Requirements: Exact reproduction is required for all entries.

----- Dataset excerpts -----

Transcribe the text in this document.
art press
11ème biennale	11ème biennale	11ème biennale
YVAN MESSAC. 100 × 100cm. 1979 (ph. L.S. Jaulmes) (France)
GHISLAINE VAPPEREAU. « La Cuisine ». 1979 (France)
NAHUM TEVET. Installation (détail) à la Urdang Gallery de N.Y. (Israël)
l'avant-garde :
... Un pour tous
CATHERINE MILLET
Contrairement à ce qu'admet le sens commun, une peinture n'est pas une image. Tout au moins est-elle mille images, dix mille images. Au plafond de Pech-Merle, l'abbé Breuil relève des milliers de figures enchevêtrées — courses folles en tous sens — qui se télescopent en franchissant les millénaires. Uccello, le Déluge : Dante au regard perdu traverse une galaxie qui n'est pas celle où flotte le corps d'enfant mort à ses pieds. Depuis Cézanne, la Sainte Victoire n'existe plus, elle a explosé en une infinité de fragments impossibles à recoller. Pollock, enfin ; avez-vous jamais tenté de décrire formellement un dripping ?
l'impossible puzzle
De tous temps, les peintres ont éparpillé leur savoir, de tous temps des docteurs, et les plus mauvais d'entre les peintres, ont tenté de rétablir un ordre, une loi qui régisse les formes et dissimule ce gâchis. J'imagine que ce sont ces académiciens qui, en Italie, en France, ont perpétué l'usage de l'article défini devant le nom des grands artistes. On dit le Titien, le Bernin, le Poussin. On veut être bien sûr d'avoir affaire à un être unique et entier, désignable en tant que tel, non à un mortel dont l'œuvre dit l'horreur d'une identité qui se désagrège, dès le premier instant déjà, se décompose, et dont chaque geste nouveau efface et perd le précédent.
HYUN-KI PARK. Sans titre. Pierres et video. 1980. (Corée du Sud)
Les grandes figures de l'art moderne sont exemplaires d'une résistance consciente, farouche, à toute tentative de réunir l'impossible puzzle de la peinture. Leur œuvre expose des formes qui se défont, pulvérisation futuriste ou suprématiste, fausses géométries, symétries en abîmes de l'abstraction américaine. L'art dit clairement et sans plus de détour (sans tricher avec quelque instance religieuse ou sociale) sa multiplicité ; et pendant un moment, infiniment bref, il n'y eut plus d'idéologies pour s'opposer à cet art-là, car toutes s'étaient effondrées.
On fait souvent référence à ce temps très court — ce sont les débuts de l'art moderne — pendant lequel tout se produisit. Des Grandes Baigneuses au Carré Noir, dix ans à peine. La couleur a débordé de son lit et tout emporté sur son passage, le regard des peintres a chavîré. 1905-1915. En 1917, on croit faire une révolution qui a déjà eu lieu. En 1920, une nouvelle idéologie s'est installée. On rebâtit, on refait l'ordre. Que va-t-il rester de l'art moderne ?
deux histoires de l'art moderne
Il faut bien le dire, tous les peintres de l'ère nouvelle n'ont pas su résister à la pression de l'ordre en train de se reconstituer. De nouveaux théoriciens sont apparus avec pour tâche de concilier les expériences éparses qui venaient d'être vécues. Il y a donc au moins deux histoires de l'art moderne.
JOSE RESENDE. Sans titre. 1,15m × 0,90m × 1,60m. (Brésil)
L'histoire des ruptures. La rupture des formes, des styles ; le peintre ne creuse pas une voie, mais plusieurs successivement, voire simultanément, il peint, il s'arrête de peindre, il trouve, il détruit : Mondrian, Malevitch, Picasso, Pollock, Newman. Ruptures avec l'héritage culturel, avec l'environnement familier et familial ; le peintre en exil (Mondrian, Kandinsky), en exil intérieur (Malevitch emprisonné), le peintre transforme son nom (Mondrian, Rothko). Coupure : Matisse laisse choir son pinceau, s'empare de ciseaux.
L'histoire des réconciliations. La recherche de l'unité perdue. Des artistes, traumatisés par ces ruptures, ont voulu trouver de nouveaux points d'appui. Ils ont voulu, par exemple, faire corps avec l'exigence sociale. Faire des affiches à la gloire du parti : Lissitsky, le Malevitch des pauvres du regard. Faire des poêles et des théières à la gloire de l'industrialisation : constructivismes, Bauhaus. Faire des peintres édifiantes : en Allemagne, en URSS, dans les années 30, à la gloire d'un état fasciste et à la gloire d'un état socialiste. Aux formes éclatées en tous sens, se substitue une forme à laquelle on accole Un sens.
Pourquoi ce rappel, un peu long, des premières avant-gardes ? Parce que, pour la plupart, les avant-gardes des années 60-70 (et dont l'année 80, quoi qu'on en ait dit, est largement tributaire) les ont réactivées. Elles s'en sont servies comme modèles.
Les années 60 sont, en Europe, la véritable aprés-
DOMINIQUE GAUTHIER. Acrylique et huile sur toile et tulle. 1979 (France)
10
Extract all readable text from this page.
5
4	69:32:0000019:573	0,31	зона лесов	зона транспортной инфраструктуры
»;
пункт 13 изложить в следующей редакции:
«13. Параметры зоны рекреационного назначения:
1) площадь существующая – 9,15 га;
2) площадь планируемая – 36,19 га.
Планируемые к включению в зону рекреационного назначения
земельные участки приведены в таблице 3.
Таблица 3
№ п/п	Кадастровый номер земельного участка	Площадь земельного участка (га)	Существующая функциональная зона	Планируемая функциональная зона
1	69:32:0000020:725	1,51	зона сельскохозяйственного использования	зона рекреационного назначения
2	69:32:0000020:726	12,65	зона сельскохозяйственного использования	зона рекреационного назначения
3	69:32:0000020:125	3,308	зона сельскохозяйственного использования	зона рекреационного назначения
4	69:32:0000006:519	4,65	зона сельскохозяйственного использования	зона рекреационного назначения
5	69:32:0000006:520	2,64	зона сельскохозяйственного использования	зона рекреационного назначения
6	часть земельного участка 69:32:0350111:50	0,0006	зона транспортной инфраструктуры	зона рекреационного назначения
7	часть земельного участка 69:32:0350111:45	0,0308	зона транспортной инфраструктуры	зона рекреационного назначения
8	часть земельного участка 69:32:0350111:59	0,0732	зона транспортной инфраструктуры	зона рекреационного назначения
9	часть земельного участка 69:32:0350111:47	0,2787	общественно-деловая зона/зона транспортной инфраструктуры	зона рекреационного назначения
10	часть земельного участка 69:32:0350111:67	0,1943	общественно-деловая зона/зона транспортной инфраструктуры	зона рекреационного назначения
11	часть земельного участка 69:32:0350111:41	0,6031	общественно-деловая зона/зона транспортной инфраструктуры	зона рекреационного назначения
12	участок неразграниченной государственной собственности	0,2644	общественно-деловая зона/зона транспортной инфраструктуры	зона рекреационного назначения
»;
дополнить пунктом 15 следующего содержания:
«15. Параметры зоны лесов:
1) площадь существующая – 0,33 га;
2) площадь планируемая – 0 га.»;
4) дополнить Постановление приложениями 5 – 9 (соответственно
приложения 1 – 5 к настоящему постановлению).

-----

Final result:
Transcribe the text in this document.
art press
11ème biennale	11ème biennale	11ème biennale
YVAN MESSAC. 100 × 100cm. 1979 (ph. L.S. Jaulmes) (France)
GHISLAINE VAPPEREAU. « La Cuisine ». 1979 (France)
NAHUM TEVET. Installation (détail) à la Urdang Gallery de N.Y. (Israël)
l'avant-garde :
... Un pour tous
CATHERINE MILLET
Contrairement à ce qu'admet le sens commun, une peinture n'est pas une image. Tout au moins est-elle mille images, dix mille images. Au plafond de Pech-Merle, l'abbé Breuil relève des milliers de figures enchevêtrées — courses folles en tous sens — qui se télescopent en franchissant les millénaires. Uccello, le Déluge : Dante au regard perdu traverse une galaxie qui n'est pas celle où flotte le corps d'enfant mort à ses pieds. Depuis Cézanne, la Sainte Victoire n'existe plus, elle a explosé en une infinité de fragments impossibles à recoller. Pollock, enfin ; avez-vous jamais tenté de décrire formellement un dripping ?
l'impossible puzzle
De tous temps, les peintres ont éparpillé leur savoir, de tous temps des docteurs, et les plus mauvais d'entre les peintres, ont tenté de rétablir un ordre, une loi qui régisse les formes et dissimule ce gâchis. J'imagine que ce sont ces académiciens qui, en Italie, en France, ont perpétué l'usage de l'article défini devant le nom des grands artistes. On dit le Titien, le Bernin, le Poussin. On veut être bien sûr d'avoir affaire à un être unique et entier, désignable en tant que tel, non à un mortel dont l'œuvre dit l'horreur d'une identité qui se désagrège, dès le premier instant déjà, se décompose, et dont chaque geste nouveau efface et perd le précédent.
HYUN-KI PARK. Sans titre. Pierres et video. 1980. (Corée du Sud)
Les grandes figures de l'art moderne sont exemplaires d'une résistance consciente, farouche, à toute tentative de réunir l'impossible puzzle de la peinture. Leur œuvre expose des formes qui se défont, pulvérisation futuriste ou suprématiste, fausses géométries, symétries en abîmes de l'abstraction américaine. L'art dit clairement et sans plus de détour (sans tricher avec quelque instance religieuse ou sociale) sa multiplicité ; et pendant un moment, infiniment bref, il n'y eut plus d'idéologies pour s'opposer à cet art-là, car toutes s'étaient effondrées.
On fait souvent référence à ce temps très court — ce sont les débuts de l'art moderne — pendant lequel tout se produisit. Des Grandes Baigneuses au Carré Noir, dix ans à peine. La couleur a débordé de son lit et tout emporté sur son passage, le regard des peintres a chavîré. 1905-1915. En 1917, on croit faire une révolution qui a déjà eu lieu. En 1920, une nouvelle idéologie s'est installée. On rebâtit, on refait l'ordre. Que va-t-il rester de l'art moderne ?
deux histoires de l'art moderne
Il faut bien le dire, tous les peintres de l'ère nouvelle n'ont pas su résister à la pression de l'ordre en train de se reconstituer. De nouveaux théoriciens sont apparus avec pour tâche de concilier les expériences éparses qui venaient d'être vécues. Il y a donc au moins deux histoires de l'art moderne.
JOSE RESENDE. Sans titre. 1,15m × 0,90m × 1,60m. (Brésil)
L'histoire des ruptures. La rupture des formes, des styles ; le peintre ne creuse pas une voie, mais plusieurs successivement, voire simultanément, il peint, il s'arrête de peindre, il trouve, il détruit : Mondrian, Malevitch, Picasso, Pollock, Newman. Ruptures avec l'héritage culturel, avec l'environnement familier et familial ; le peintre en exil (Mondrian, Kandinsky), en exil intérieur (Malevitch emprisonné), le peintre transforme son nom (Mondrian, Rothko). Coupure : Matisse laisse choir son pinceau, s'empare de ciseaux.
L'histoire des réconciliations. La recherche de l'unité perdue. Des artistes, traumatisés par ces ruptures, ont voulu trouver de nouveaux points d'appui. Ils ont voulu, par exemple, faire corps avec l'exigence sociale. Faire des affiches à la gloire du parti : Lissitsky, le Malevitch des pauvres du regard. Faire des poêles et des théières à la gloire de l'industrialisation : constructivismes, Bauhaus. Faire des peintres édifiantes : en Allemagne, en URSS, dans les années 30, à la gloire d'un état fasciste et à la gloire d'un état socialiste. Aux formes éclatées en tous sens, se substitue une forme à laquelle on accole Un sens.
Pourquoi ce rappel, un peu long, des premières avant-gardes ? Parce que, pour la plupart, les avant-gardes des années 60-70 (et dont l'année 80, quoi qu'on en ait dit, est largement tributaire) les ont réactivées. Elles s'en sont servies comme modèles.
Les années 60 sont, en Europe, la véritable aprés-
DOMINIQUE GAUTHIER. Acrylique et huile sur toile et tulle. 1979 (France)
10
Extract all readable text from this page.
5
4	69:32:0000019:573	0,31	зона лесов	зона транспортной инфраструктуры
»;
пункт 13 изложить в следующей редакции:
«13. Параметры зоны рекреационного назначения:
1) площадь существующая – 9,15 га;
2) площадь планируемая – 36,19 га.
Планируемые к включению в зону рекреационного назначения
земельные участки приведены в таблице 3.
Таблица 3
№ п/п	Кадастровый номер земельного участка	Площадь земельного участка (га)	Существующая функциональная зона	Планируемая функциональная зона
1	69:32:0000020:725	1,51	зона сельскохозяйственного использования	зона рекреационного назначения
2	69:32:0000020:726	12,65	зона сельскохозяйственного использования	зона рекреационного назначения
3	69:32:0000020:125	3,308	зона сельскохозяйственного использования	зона рекреационного назначения
4	69:32:0000006:519	4,65	зона сельскохозяйственного использования	зона рекреационного назначения
5	69:32:0000006:520	2,64	зона сельскохозяйственного использования	зона рекреационного назначения
6	часть земельного участка 69:32:0350111:50	0,0006	зона транспортной инфраструктуры	зона рекреационного назначения
7	часть земельного участка 69:32:0350111:45	0,0308	зона транспортной инфраструктуры	зона рекреационного назначения
8	часть земельного участка 69:32:0350111:59	0,0732	зона транспортной инфраструктуры	зона рекреационного назначения
9	часть земельного участка 69:32:0350111:47	0,2787	общественно-деловая зона/зона транспортной инфраструктуры	зона рекреационного назначения
10	часть земельного участка 69:32:0350111:67	0,1943	общественно-деловая зона/зона транспортной инфраструктуры	зона рекреационного назначения
11	часть земельного участка 69:32:0350111:41	0,6031	общественно-деловая зона/зона транспортной инфраструктуры	зона рекреационного назначения
12	участок неразграниченной государственной собственности	0,2644	общественно-деловая зона/зона транспортной инфраструктуры	зона рекреационного назначения
»;
дополнить пунктом 15 следующего содержания:
«15. Параметры зоны лесов:
1) площадь существующая – 0,33 га;
2) площадь планируемая – 0 га.»;
4) дополнить Постановление приложениями 5 – 9 (соответственно
приложения 1 – 5 к настоящему постановлению).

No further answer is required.